Wie weit geht man laut dem Seitenauszug nach dem Verlassen des Troutshops links die Straße hinunter, bevor man die nächste Straße überquert?

Seitenauszug:

========================

Der Salzwasser(nicht spin) shop und der Stippshop sind wenn Du aus dem Troutshop oder dem Salzwasserspinnshop rauskommst nach links, ca 100m die Strasse runter und dann schraeg ueber die naechste Strasse (grosse Kreuzung) rueber und gleich auf der linken Seite.

Guck Dich sonst mal hier um - http://www.fishingjapan.net/community/

da findest Du jede Menge info, wenn Du NETT fragst (also nicht "hallo nach fisch riechende kleine Menschen - ich habe mal ne frage" sondern lieber "hallo tollen angelgeraete bauende Menschen - ich habe da mal ne Frage) (die meisten der Jungs sind Amerikanische Soldaten und Englisch Lehrer, aber anyway)
Bezgl fishing wird es schwierig - guiding touren in english sind schwer zu kriegen und so alleine auf eigene Faust ist nicht so ganz easy - aber wird schon....

Cheers
A


----------



## White Carp (9. März 2012)

*AW: Japan-Tokio die Zweite , Tipps gesucht!*

Ich glaube Steffan hat recht, ich wäre auch noch sehr vorsichtig mit der Umgebung rund um Fukushima. Atomare Teilchen können nämlich auch mit dem Wind transportiert werden, sodass überall 
um Fukushima ein Vielfaches an Strahlenbelastung vorhanden ist. 
Auch mit der Wasserverseuchung währe ich sehr vorsichtig. Das Wasser da ist ebenfalls belastet, weswegen ich erst recht keinen Fisch mit zum essen nach Hause nehmen würde. Falls du jedoch trotzdem nach Japan fliegen solltest, würde ich mich ausgiebig erkundigen, und wünsche dir dann viel Spaß und einen erfolgreichen Urlaub.


----------



## anglermeister17 (11. März 2012)

*AW: Japan-Tokio die Zweite , Tipps gesucht!*

@white carp: Was bitte soll diese unnütze Panikmache da? Erstens will der TE weder gefangenen Fisch dort verzehren geschweige denn mitnehmen, er hat doch kein Wort davon gesagt! Und wegen der Verseuchung wird er sich wohl selbst ausreichend erkundigt haben, selber inGgefahr will er sich wohl nicht bringen, es sei denn er gehört zur "Kategorie Suizid- Urlauber"... Also kommt mal runter, dass Teile verseucht sind und man vorsichtig sein sollte wird ihm klarer sein als uns!


----------



## LAC (12. März 2012)

*AW: Japan-Tokio die Zweite , Tipps gesucht!*

@ Kotzi
Um im land der kirschlüten etwas schnell zu finden, sollte man die japanische sprache sprechen und lesen können. :q Da kaum ein japaner deutsch kann und nur ganz wenige von den vielen menschen englisch. 
So habe ich japan erlebt vor 40 jahren, da war zwar die gegend um tokio noch nicht verseucht wie sie heute ist, jedoch in den unterführungen saßen bestrahlte, verformte menschen und haben mich bespuckt, weil die wenigen langnase die dort im lande waren, meistens amerikaner waren die den kleinen jungen - so nannten sie ihre atombombe -  1945 über hiroshima abgeworfen haben.

========================

Datensatzauszug:

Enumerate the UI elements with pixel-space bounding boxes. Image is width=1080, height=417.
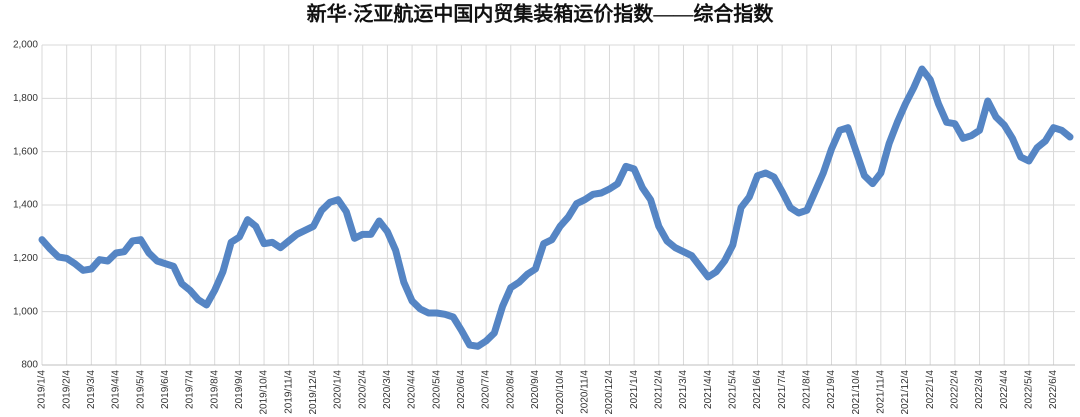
x-tick-label: 2021/8/4 xyxy=(801,370,812,409)
chart-title: 新华·泛亚航运中国内贸集装箱运价指数——综合指数 xyxy=(307,2,775,26)
y-tick-label: 1,200 xyxy=(13,253,38,264)
x-tick-label: 2020/8/4 xyxy=(505,370,516,409)
x-tick-label: 2021/7/4 xyxy=(777,370,788,409)
x-tick-label: 2021/2/4 xyxy=(653,370,664,409)
x-tick-label: 2019/8/4 xyxy=(209,370,220,409)
x-tick-label: 2020/12/4 xyxy=(604,370,615,415)
x-tick-label: 2019/5/4 xyxy=(135,370,146,409)
x-tick-label: 2021/3/4 xyxy=(678,370,689,409)
y-tick-label: 1,600 xyxy=(13,146,38,157)
x-tick-label: 2020/7/4 xyxy=(481,370,492,409)
x-tick-label: 2020/2/4 xyxy=(357,370,368,409)
x-tick-label: 2020/5/4 xyxy=(431,370,442,409)
y-tick-label: 1,400 xyxy=(13,200,38,211)
x-tick-label: 2020/1/4 xyxy=(333,370,344,409)
x-tick-label: 2020/3/4 xyxy=(382,370,393,409)
x-tick-label: 2021/9/4 xyxy=(826,370,837,409)
x-tick-label: 2021/10/4 xyxy=(851,370,862,415)
line xyxy=(38,65,1074,350)
x-tick-label: 2022/1/4 xyxy=(925,370,936,409)
x-tick-label: 2019/12/4 xyxy=(308,370,319,415)
x-tick-label: 2022/2/4 xyxy=(950,370,961,409)
x-tick-label: 2020/9/4 xyxy=(530,370,541,409)
x-tick-label: 2019/9/4 xyxy=(234,370,245,409)
x-tick-label: 2022/6/4 xyxy=(1048,370,1059,409)
x-tick-label: 2019/2/4 xyxy=(61,370,72,409)
x-tick-label: 2021/6/4 xyxy=(752,370,763,409)
x-tick-label: 2021/4/4 xyxy=(703,370,714,409)
x-tick-label: 2020/11/4 xyxy=(579,370,590,414)
y-tick-label: 2,000 xyxy=(13,40,38,51)
y-tick-label: 1,000 xyxy=(13,306,38,317)
x-tick-label: 2019/4/4 xyxy=(111,370,122,409)
x-tick-label: 2019/11/4 xyxy=(283,370,294,414)
y-tick-label: 800 xyxy=(21,360,38,371)
x-tick-label: 2022/4/4 xyxy=(999,370,1010,409)
x-tick-label: 2022/5/4 xyxy=(1024,370,1035,409)
x-tick-label: 2020/6/4 xyxy=(456,370,467,409)
x-tick-label: 2019/7/4 xyxy=(185,370,196,409)
y-tick-label: 1,800 xyxy=(13,93,38,104)
x-tick-label: 2021/1/4 xyxy=(629,370,640,409)
x-tick-label: 2021/11/4 xyxy=(875,370,886,414)
x-tick-label: 2021/5/4 xyxy=(727,370,738,409)
x-tick-label: 2020/10/4 xyxy=(555,370,566,415)
x-tick-label: 2020/4/4 xyxy=(407,370,418,409)
x-tick-label: 2021/12/4 xyxy=(900,370,911,415)
x-tick-label: 2019/6/4 xyxy=(160,370,171,409)
x-tick-label: 2022/3/4 xyxy=(974,370,985,409)
x-tick-label: 2019/10/4 xyxy=(259,370,270,415)
x-tick-label: 2019/3/4 xyxy=(86,370,97,409)
x-tick-label: 2019/1/4 xyxy=(37,370,48,409)
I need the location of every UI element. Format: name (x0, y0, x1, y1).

========================

Fertige Antwort: Etwa 100 Meter.